***** Data entries

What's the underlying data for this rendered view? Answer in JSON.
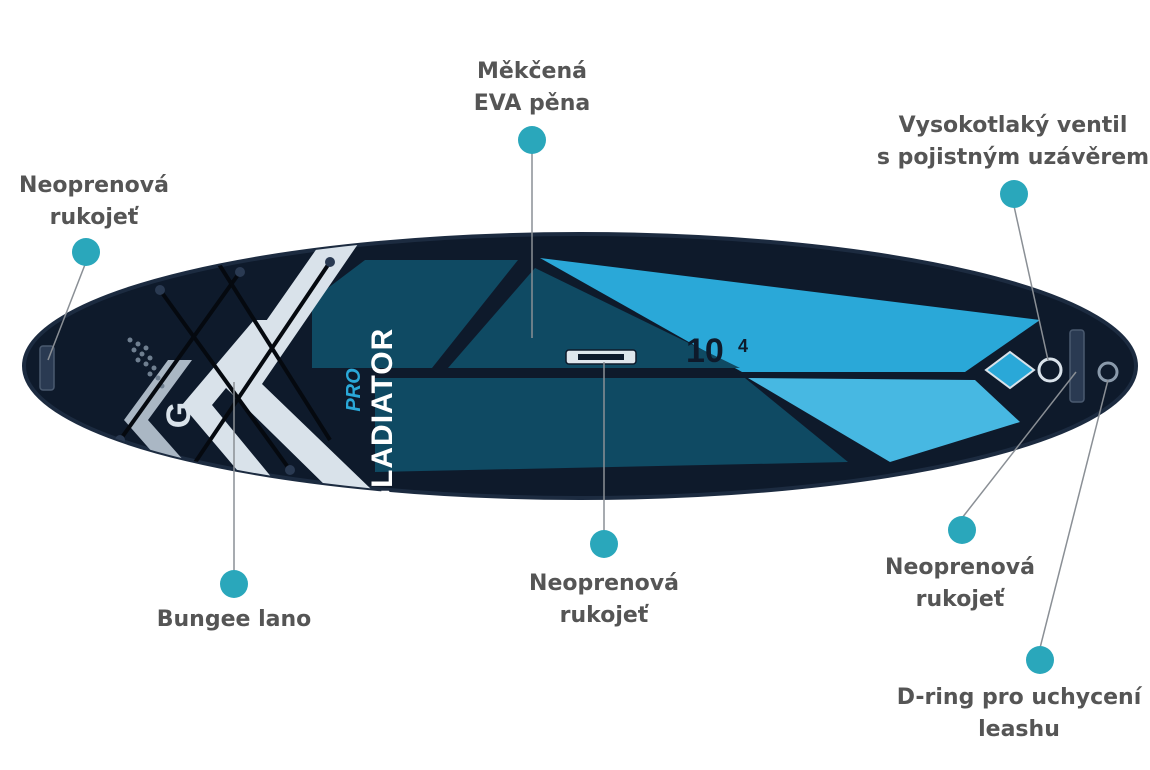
{
  "board": {
    "brand": "GLADIATOR",
    "model": "PRO",
    "size_main": "10",
    "size_sup": "4",
    "logo_mark": "G",
    "colors": {
      "navy": "#0e1a2b",
      "navy_edge": "#1c2b40",
      "teal_dark": "#0f4a63",
      "teal_mid": "#165f7c",
      "sky": "#2aa8d8",
      "sky_light": "#47b8e2",
      "white_stripe": "#d9e2ea",
      "dot_accent": "#2aa7bb",
      "leader_line": "#8a8f95",
      "label_text": "#555555"
    }
  },
  "callouts": {
    "soft_foam": {
      "line1": "Měkčená",
      "line2": "EVA pěna",
      "icon": "dot"
    },
    "valve": {
      "line1": "Vysokotlaký ventil",
      "line2": "s pojistným uzávěrem",
      "icon": "dot"
    },
    "handle_left": {
      "line1": "Neoprenová",
      "line2": "rukojeť",
      "icon": "dot"
    },
    "bungee": {
      "line1": "Bungee lano",
      "icon": "dot"
    },
    "handle_center": {
      "line1": "Neoprenová",
      "line2": "rukojeť",
      "icon": "dot"
    },
    "handle_right": {
      "line1": "Neoprenová",
      "line2": "rukojeť",
      "icon": "dot"
    },
    "d_ring": {
      "line1": "D-ring pro uchycení",
      "line2": "leashu",
      "icon": "dot"
    }
  }
}
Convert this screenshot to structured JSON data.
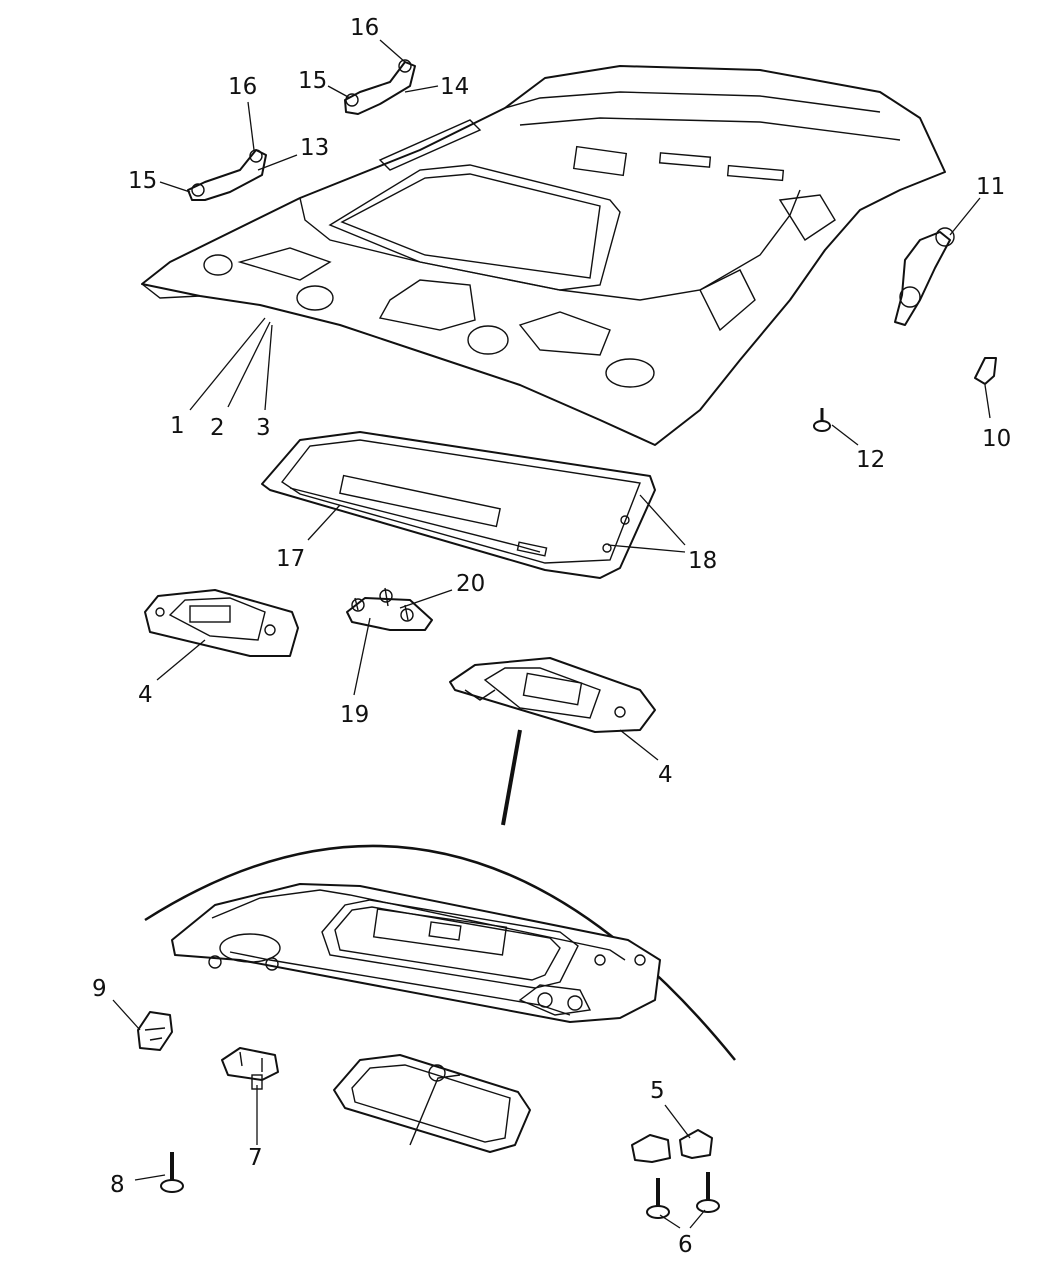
{
  "diagram": {
    "callouts": [
      "1",
      "2",
      "3",
      "4",
      "4",
      "5",
      "6",
      "7",
      "8",
      "9",
      "10",
      "11",
      "12",
      "13",
      "14",
      "15",
      "15",
      "16",
      "16",
      "17",
      "18",
      "19",
      "20"
    ],
    "parts": [
      "headliner",
      "sunroof-trim-ring",
      "sunroof-plate-left",
      "bezel-bracket",
      "sunroof-plate-right",
      "detail-magnifier-arc",
      "sunroof-plate-detail",
      "sunroof-lens-cover",
      "clip-9",
      "retainer-7",
      "screw-8",
      "clips-5",
      "screws-6",
      "grab-handle-13",
      "grab-handle-14",
      "pillar-clip-11",
      "clip-10",
      "screw-12"
    ]
  }
}
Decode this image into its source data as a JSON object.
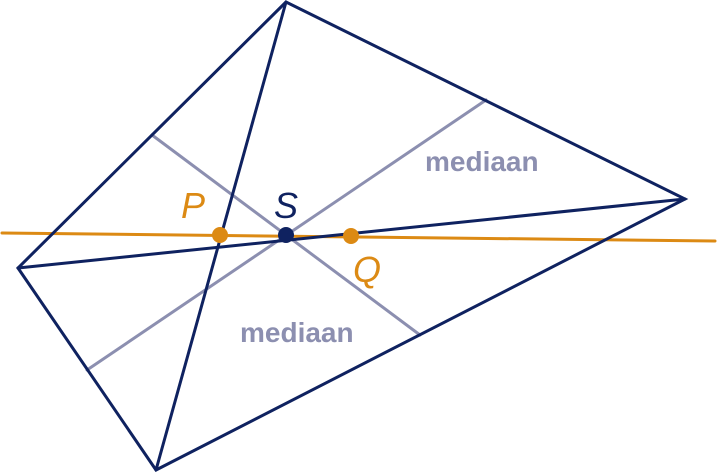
{
  "colors": {
    "quadrilateral": "#0f2260",
    "median": "#8c8fb0",
    "line": "#dc8a14",
    "background": "#ffffff"
  },
  "labels": {
    "point_s": "S",
    "point_p": "P",
    "point_q": "Q",
    "median_upper": "mediaan",
    "median_lower": "mediaan"
  }
}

**********

• _Instruction_: Pictures are not part of the copy; reproduce exactly and only the lines from the line containing "Decode this image" through the end of the listing.

• _Exercise output_:
Decode this image into its source data as a JSON object.
{
  "colors": {
    "quadrilateral": "#0f2260",
    "median": "#8c8fb0",
    "line": "#dc8a14",
    "background": "#ffffff"
  },
  "labels": {
    "point_s": "S",
    "point_p": "P",
    "point_q": "Q",
    "median_upper": "mediaan",
    "median_lower": "mediaan"
  }
}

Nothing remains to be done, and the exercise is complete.